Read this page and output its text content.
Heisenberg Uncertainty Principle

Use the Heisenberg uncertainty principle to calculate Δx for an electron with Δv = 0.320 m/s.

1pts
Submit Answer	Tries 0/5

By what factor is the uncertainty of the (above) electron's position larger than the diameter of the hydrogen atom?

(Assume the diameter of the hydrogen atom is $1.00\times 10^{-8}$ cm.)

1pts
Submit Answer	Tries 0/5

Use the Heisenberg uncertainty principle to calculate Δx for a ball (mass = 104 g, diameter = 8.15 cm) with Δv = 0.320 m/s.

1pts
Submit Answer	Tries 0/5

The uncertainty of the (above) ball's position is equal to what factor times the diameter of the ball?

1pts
........
Reproduce the material precisely, including every line.

(SOLVED EXERCISE)
Read this page and output its text content.
Heisenberg Uncertainty Principle

Use the Heisenberg uncertainty principle to calculate Δx for an electron with Δv = 0.320 m/s.

1pts
Submit Answer	Tries 0/5

By what factor is the uncertainty of the (above) electron's position larger than the diameter of the hydrogen atom?

(Assume the diameter of the hydrogen atom is $1.00\times 10^{-8}$ cm.)

1pts
Submit Answer	Tries 0/5

Use the Heisenberg uncertainty principle to calculate Δx for a ball (mass = 104 g, diameter = 8.15 cm) with Δv = 0.320 m/s.

1pts
Submit Answer	Tries 0/5

The uncertainty of the (above) ball's position is equal to what factor times the diameter of the ball?

1pts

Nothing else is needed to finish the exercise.